Task details »
Only the lines from the one containing "What text is on this page?" through the end of the data below should be copied, each exactly as written and with both ends kept.

Given records »

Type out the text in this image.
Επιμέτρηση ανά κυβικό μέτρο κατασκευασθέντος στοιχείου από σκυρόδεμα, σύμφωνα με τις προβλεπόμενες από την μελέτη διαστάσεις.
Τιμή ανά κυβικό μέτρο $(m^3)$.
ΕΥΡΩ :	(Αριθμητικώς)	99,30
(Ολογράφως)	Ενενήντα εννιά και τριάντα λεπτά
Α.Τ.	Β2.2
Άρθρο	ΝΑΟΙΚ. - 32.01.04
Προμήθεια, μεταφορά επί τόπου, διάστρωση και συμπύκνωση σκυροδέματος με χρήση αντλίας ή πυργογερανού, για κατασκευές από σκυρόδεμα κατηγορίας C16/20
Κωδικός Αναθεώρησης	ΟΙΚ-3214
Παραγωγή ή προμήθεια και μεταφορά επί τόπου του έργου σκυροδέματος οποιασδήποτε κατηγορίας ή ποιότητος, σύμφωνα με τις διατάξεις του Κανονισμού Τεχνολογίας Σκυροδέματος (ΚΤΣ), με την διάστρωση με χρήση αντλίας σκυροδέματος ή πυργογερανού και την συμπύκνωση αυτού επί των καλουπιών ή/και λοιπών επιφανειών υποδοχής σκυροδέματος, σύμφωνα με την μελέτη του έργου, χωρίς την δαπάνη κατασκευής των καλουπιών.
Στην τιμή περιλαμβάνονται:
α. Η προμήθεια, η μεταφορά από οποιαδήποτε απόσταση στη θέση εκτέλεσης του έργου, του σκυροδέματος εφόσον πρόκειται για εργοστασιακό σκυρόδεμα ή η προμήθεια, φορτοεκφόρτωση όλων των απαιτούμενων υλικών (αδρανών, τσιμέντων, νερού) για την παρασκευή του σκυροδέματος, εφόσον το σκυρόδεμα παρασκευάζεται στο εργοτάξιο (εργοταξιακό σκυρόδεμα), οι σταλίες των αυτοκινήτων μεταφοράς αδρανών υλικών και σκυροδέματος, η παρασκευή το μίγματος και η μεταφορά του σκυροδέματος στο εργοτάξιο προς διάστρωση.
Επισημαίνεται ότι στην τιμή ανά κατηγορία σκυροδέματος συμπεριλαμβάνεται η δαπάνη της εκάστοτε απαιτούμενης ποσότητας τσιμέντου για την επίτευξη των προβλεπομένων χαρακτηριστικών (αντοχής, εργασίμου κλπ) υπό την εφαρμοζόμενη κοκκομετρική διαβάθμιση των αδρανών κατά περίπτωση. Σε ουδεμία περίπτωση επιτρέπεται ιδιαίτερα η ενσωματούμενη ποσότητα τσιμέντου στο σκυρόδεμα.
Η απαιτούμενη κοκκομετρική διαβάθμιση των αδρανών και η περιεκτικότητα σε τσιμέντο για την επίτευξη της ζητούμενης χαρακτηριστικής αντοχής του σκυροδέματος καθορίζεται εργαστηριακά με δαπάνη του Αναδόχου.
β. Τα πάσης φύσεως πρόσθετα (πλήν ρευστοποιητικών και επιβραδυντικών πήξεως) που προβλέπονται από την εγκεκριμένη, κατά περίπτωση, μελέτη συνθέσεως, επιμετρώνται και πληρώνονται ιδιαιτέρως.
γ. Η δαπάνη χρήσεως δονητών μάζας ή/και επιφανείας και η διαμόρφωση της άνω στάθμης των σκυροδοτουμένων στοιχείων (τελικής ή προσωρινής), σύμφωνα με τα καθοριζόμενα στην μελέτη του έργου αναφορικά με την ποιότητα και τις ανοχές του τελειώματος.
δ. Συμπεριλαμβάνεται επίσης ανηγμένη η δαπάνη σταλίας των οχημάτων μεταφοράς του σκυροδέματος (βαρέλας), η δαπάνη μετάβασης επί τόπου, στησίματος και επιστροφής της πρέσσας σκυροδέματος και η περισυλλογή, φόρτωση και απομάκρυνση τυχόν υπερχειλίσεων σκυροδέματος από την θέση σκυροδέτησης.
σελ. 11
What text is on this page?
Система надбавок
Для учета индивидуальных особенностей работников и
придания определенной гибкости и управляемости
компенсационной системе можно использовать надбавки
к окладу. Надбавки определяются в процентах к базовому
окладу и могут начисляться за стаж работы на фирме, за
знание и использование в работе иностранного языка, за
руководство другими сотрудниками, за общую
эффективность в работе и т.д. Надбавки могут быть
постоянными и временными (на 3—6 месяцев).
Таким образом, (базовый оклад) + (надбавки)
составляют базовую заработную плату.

Response to the task »
What text is on this page?
Система надбавок
Для учета индивидуальных особенностей работников и
придания определенной гибкости и управляемости
компенсационной системе можно использовать надбавки
к окладу. Надбавки определяются в процентах к базовому
окладу и могут начисляться за стаж работы на фирме, за
знание и использование в работе иностранного языка, за
руководство другими сотрудниками, за общую
эффективность в работе и т.д. Надбавки могут быть
постоянными и временными (на 3—6 месяцев).
Таким образом, (базовый оклад) + (надбавки)
составляют базовую заработную плату.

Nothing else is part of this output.